(Work to be completed)
In the listing below, find every line with the string "source" and pull it out.

(Excerpted records)
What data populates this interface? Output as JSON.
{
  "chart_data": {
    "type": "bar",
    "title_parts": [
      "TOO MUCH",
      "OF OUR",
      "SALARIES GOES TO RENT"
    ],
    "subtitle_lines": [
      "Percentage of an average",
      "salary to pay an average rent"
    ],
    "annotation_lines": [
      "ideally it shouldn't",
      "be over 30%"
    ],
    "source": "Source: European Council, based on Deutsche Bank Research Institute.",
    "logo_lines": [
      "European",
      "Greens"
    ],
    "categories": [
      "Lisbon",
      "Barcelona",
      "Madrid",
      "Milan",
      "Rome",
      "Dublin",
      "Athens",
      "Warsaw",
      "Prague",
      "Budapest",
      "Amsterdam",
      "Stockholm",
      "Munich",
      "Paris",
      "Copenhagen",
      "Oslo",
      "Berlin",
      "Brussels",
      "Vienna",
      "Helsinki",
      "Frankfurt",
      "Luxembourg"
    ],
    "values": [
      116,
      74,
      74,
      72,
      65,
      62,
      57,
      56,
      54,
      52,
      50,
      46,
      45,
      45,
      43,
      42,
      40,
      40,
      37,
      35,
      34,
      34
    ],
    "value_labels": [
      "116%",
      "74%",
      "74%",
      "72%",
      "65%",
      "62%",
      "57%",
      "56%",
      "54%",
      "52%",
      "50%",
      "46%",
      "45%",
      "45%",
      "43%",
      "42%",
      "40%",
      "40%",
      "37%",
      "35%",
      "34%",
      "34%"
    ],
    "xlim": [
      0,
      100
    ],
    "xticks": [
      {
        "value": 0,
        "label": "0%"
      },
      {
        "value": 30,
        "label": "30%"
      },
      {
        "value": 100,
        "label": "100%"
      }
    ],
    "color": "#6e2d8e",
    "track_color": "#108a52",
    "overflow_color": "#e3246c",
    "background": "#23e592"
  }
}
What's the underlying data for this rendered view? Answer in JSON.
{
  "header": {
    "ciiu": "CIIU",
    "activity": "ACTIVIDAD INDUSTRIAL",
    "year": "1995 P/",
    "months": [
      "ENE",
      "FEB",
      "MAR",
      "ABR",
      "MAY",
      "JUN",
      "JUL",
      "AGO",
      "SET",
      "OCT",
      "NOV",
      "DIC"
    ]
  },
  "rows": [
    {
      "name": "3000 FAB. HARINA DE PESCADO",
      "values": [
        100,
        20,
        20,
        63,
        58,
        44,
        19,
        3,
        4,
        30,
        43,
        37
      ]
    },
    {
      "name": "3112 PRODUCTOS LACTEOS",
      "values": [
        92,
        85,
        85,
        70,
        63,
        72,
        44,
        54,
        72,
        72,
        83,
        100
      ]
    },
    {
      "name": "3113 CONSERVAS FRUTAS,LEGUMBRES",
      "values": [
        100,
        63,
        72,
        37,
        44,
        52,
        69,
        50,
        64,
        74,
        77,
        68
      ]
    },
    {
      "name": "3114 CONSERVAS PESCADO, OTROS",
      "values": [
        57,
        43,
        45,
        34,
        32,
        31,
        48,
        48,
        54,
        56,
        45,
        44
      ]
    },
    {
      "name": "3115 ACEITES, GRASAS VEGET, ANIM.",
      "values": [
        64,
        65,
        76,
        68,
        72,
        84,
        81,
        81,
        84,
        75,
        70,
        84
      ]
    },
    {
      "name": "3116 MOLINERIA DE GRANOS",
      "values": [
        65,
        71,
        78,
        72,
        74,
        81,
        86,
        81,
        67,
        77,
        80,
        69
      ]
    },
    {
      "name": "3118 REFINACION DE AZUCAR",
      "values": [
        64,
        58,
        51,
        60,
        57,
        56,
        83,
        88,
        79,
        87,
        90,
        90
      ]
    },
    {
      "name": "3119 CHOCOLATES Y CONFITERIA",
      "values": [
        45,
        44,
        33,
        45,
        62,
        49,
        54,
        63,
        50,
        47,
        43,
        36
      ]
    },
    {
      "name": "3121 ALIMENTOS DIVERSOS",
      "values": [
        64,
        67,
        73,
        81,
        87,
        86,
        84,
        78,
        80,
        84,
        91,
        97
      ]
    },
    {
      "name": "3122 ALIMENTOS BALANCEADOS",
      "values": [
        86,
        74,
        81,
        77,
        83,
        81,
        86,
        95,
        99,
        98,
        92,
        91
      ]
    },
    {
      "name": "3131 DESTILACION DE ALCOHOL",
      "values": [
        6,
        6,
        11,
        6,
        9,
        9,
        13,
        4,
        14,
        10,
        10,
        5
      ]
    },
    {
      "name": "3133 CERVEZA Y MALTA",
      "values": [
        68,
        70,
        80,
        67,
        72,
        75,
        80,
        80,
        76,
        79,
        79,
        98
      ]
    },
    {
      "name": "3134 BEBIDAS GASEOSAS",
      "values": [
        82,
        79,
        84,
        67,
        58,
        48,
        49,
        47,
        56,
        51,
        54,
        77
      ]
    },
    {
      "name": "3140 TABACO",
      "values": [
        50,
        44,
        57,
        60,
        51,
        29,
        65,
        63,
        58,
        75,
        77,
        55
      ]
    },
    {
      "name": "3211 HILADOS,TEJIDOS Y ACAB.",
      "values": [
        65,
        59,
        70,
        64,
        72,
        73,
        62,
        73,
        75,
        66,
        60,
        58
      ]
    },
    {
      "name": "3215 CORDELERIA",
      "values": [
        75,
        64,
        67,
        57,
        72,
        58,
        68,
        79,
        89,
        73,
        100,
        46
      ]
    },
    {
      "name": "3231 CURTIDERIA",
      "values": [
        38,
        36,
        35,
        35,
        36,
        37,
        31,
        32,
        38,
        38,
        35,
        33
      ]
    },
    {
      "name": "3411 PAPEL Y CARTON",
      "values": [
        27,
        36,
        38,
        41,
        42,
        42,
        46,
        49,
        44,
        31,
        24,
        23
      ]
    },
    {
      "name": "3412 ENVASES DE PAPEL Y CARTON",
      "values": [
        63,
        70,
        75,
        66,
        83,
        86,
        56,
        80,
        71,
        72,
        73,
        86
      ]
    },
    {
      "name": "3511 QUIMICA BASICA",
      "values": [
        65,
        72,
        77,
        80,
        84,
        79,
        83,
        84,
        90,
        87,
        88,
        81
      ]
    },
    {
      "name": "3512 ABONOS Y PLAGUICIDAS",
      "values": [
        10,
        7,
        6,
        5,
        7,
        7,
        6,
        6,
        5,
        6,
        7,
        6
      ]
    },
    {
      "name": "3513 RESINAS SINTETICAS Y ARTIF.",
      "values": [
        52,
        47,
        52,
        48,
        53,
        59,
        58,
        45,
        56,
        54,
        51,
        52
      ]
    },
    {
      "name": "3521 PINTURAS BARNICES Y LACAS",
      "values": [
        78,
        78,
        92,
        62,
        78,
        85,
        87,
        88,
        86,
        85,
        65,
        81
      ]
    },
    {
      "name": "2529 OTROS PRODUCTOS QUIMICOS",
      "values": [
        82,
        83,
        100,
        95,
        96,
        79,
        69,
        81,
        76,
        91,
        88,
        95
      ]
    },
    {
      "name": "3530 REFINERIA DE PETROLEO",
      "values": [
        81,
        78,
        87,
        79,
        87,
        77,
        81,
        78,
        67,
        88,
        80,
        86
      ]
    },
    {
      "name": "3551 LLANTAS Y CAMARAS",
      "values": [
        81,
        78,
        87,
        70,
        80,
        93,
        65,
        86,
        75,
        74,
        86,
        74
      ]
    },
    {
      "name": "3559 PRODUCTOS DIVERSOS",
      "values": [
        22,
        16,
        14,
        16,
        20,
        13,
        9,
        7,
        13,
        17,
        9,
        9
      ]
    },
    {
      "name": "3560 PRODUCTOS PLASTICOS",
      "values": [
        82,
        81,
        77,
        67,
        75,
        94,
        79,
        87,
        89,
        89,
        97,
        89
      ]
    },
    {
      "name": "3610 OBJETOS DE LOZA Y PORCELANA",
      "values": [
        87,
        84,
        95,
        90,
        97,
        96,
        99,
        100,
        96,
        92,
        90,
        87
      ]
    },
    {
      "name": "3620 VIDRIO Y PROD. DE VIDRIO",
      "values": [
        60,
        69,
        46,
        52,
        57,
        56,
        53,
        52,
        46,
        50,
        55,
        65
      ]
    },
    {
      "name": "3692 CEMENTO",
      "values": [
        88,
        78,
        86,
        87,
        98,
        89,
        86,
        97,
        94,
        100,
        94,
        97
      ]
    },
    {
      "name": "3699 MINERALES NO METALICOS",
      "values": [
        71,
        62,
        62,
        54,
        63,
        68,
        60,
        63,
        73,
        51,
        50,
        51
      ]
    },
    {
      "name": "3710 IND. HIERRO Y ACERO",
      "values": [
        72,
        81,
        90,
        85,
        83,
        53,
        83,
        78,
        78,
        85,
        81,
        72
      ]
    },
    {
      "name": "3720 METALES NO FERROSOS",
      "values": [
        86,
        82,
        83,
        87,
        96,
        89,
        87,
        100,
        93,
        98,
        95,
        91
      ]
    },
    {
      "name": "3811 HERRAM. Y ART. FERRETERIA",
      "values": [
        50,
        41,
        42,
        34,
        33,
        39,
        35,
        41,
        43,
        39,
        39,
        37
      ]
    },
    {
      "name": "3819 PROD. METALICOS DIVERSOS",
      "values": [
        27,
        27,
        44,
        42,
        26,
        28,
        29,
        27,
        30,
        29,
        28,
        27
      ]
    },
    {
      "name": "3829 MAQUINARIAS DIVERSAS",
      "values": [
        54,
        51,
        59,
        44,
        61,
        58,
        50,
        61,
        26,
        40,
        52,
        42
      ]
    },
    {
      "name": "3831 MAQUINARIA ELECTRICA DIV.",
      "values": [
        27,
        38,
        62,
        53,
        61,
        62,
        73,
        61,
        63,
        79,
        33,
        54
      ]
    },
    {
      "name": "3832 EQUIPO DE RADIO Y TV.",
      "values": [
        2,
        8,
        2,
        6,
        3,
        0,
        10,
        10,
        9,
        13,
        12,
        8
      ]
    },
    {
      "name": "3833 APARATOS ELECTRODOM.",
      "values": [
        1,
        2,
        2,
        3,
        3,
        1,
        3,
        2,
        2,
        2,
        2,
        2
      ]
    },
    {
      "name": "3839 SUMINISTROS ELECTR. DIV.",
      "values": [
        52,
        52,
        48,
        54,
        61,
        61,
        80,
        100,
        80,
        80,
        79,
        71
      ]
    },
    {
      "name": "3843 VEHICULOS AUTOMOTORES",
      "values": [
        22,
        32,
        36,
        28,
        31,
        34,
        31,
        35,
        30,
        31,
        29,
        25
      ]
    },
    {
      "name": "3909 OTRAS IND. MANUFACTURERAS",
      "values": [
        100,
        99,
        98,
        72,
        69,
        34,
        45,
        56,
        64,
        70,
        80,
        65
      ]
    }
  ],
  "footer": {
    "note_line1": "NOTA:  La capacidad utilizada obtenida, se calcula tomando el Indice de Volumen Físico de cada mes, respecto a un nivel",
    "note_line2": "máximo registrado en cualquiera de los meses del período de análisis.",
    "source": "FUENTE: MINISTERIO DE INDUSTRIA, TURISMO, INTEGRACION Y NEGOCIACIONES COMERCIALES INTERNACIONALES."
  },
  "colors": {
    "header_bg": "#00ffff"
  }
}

(Task response)
    "source": "Source: European Council, based on Deutsche Bank Research Institute.",
    "source": "FUENTE: MINISTERIO DE INDUSTRIA, TURISMO, INTEGRACION Y NEGOCIACIONES COMERCIALES INTERNACIONALES."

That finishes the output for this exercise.